D’abord, quant à l’existence de facteurs endogènes (un substrat social, économique, politique et urbain fertile) et exogènes (un climat culturel fait de tendances et de conventions évolutives, l’éclosion d’une crise, une innovation technique, le rôle des migrants qui apportent de nouvelles compétences). Tous ces paramètres influencent l’apparition et la persistance d’une scène sur un territoire. Par exemple, la naissance du mouvement impressionniste à la fin du XIXe siècle trouve son explication dans l’existence d’un groupe d’artistes innovants regroupés à Paris et soutenus par des critiques et des galeristes influents, mais aussi par le développement des chemins de fer permettant de quitter plus facilement la capitale pour la campagne ainsi que par l’invention du tube de peinture facilitant le travail sur le motif.
Ensuite, quant à la nature multiple des modes de renouvellement : par conjugaison ou pollinisation de plusieurs styles qui s’influencent, se mélangent, se combinent ; par division ou dispersion quand une forme singulière de création s’exporte et se diffuse, créant un réseau dépassant les frontières du territoire d’origine. Ainsi, la scène du hip-hop née dans le Bronx au milieu des années 1970 a conjugué rap et DJing avec danse et graffiti, avant de se propager dans d’autres régions ou pays (de la Seine-Saint-Denis au Japon) où des adeptes en ont proposé des interprétations locales.
Si l’on continue à filer la métaphore du cycle de vie, nous imaginons quatre phases pour celui des scènes : l’éclosion, la structuration, la maturité et le déclin. À chaque étape, les dimensions vécue, éprouvée, construite et médiatique d’une scène se transforment, devenant plus ou moins perceptibles. La première est en quelque sorte la germination des graines nécessaires à l’éclosion d’une scène. Elle se définit par la naissance d’une communauté portée par des activités partagées et souvent complémentaires. L’émergence d’une scène peut résulter de différents facteurs : une forme de création tout à fait nouvelle, comme le cubisme à Paris par exemple, ou la traduction locale d’une scène née ailleurs, tel le street art à Bristol.

■ ■ ■

● **DÉFI A**: Citez le passage sur les scènes artistiques de « D’abord, quant à » à « sur le motif. ».
● **DÉFI B**:
Répondez aux questions suivantes d'après le passage sur les scènes artistiques :
(i) Quelle invention facilitant le travail sur le motif est mentionnée à propos du mouvement impressionniste ?
(ii) Où et à quelle période la scène du hip-hop est-elle née ?
(iii) Quelles sont les quatre phases envisagées pour le cycle de vie des scènes ?
● **DÉFI C**: Poursuivez la rédaction du passage sur les scènes artistiques à partir de l'endroit où il s'interrompt.
Les entrées qui suivent n'ont aucun rapport avec le passage sur les scènes artistiques.

■ ■ ■

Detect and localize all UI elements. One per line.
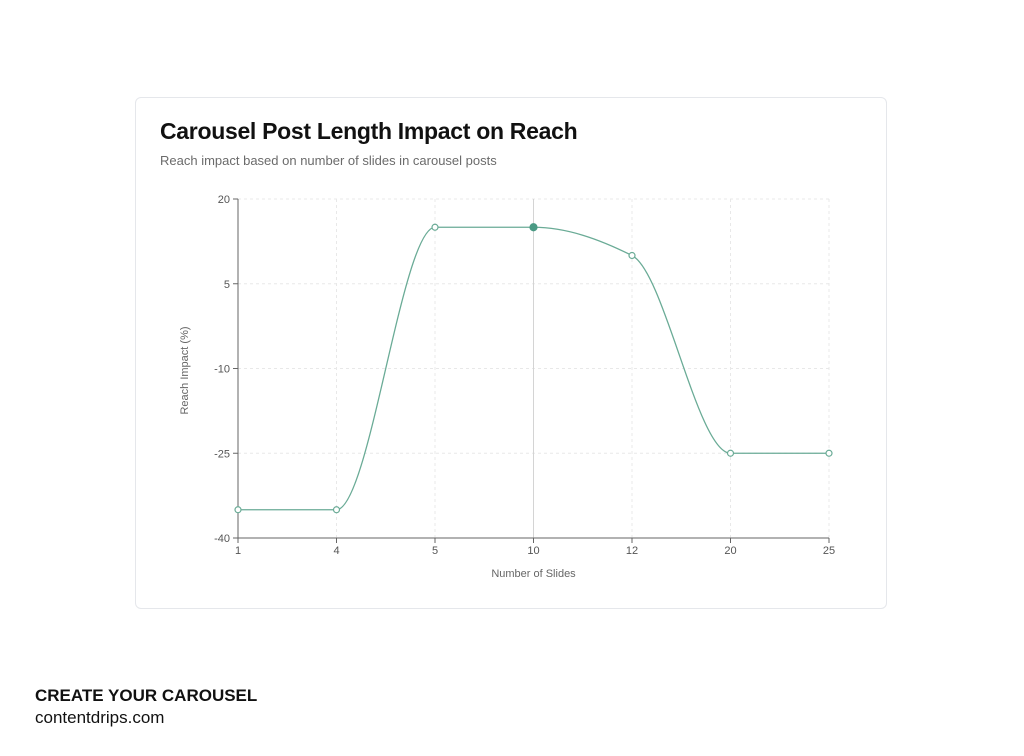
y-tick-label: 20 [218,194,230,206]
chart-card: Carousel Post Length Impact on Reach Rea… [135,97,887,609]
tick-labels: 20 5 -10 -25 -40 1 4 5 10 12 20 25 [214,194,835,557]
y-tick-label: -40 [214,533,230,545]
data-point-active [529,223,538,232]
x-tick-label: 12 [626,545,638,557]
footer: CREATE YOUR CAROUSEL contentdrips.com [35,685,257,729]
footer-cta: CREATE YOUR CAROUSEL [35,686,258,705]
data-point [431,223,439,231]
data-point [332,506,341,514]
data-points [234,223,833,514]
grid-lines [238,198,830,538]
x-axis-title: Number of Slides [491,568,576,580]
data-point [726,449,735,457]
data-point [234,506,242,514]
x-tick-label: 20 [724,545,736,557]
line-chart: 20 5 -10 -25 -40 1 4 5 10 12 20 25 Number of Slides… [179,194,835,580]
x-tick-label: 4 [333,545,339,557]
y-tick-label: -25 [214,448,230,460]
x-tick-label: 10 [527,545,539,557]
data-point [825,449,833,457]
axes [233,198,830,543]
x-tick-label: 5 [432,545,438,557]
data-point [628,251,636,260]
chart-title: Carousel Post Length Impact on Reach [160,118,578,144]
y-tick-label: -10 [214,364,230,376]
chart-subtitle: Reach impact based on number of slides i… [160,153,497,168]
footer-site-link[interactable]: contentdrips.com [35,708,165,727]
x-tick-label: 25 [823,545,835,557]
y-axis-title: Reach Impact (%) [179,326,191,414]
x-tick-label: 1 [235,545,241,557]
y-tick-label: 5 [224,279,230,291]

■ ■ ■

● **RÉPONSE ATTENDUE A**:
D’abord, quant à l’existence de facteurs endogènes (un substrat social, économique, politique et urbain fertile) et exogènes (un climat culturel fait de tendances et de conventions évolutives, l’éclosion d’une crise, une innovation technique, le rôle des migrants qui apportent de nouvelles compétences). Tous ces paramètres influencent l’apparition et la persistance d’une scène sur un territoire. Par exemple, la naissance du mouvement impressionniste à la fin du XIXe siècle trouve son explication dans l’existence d’un groupe d’artistes innovants regroupés à Paris et soutenus par des critiques et des galeristes influents, mais aussi par le développement des chemins de fer permettant de quitter plus facilement la capitale pour la campagne ainsi que par l’invention du tube de peinture facilitant le travail sur le motif.

● **RÉPONSE ATTENDUE B**:
(i) Le tube de peinture.
(ii) Dans le Bronx, au milieu des années 1970.
(iii) L'éclosion, la structuration, la maturité et le déclin.

● **RÉPONSE ATTENDUE C**:
Par la suite, ces acteurs se structurent : la scène est alors en croissance et donne ses premiers fruits. La communauté se stabilise et une vision partagée plus ou moins cohérente apparaît, lui donnant son identité. C’est à ce moment aussi qu’une ambiance commence à être perceptible et que des médias spécialisés révèlent le mouvement naissant. Cette structuration peut attirer un nombre croissant d’individus formant la base nécessaire au succès de la scène qui, avec le temps, peut atteindre la maturité. Dès lors, elle est reconnue par un public plus large, se rend davantage visible dans les médias, mais également aux yeux des pouvoirs publics. L’ambiance unique qui en résulte devient une marque distinctive, comme la techno à Berlin. Arrive alors le stade de son déclin : son énergie s’essouffle et elle finit par disparaître partiellement ou totalement du territoire. Deux processus possibles peuvent alors s’enclencher : une bifurcation vers de nouvelles formes de création ou de styles (comme à Manchester lorsque le post-punk s’est en partie réactivé avec la house), ou une patrimonialisation lorsque le territoire capitalise sur une activité passée mais en oublie de favoriser l’émergence de nouvelles dynamiques (un cas caractéristique à Liverpool avec les Beatles).
Repenser les dynamiques culturelles territoriales par les scènes
Bien sûr, dans certaines situations, toutes les étapes n’aboutissent pas : une scène peut disparaître aussi vite qu’elle est née par manque de cohésion de ses membres. De même, la durée de chaque phase est variable : si le style novateur d’une scène séduit un public large, on peut imaginer que la maturité viendra plus rapidement que dans le cas d’artistes qui peinent à rencontrer un auditoire.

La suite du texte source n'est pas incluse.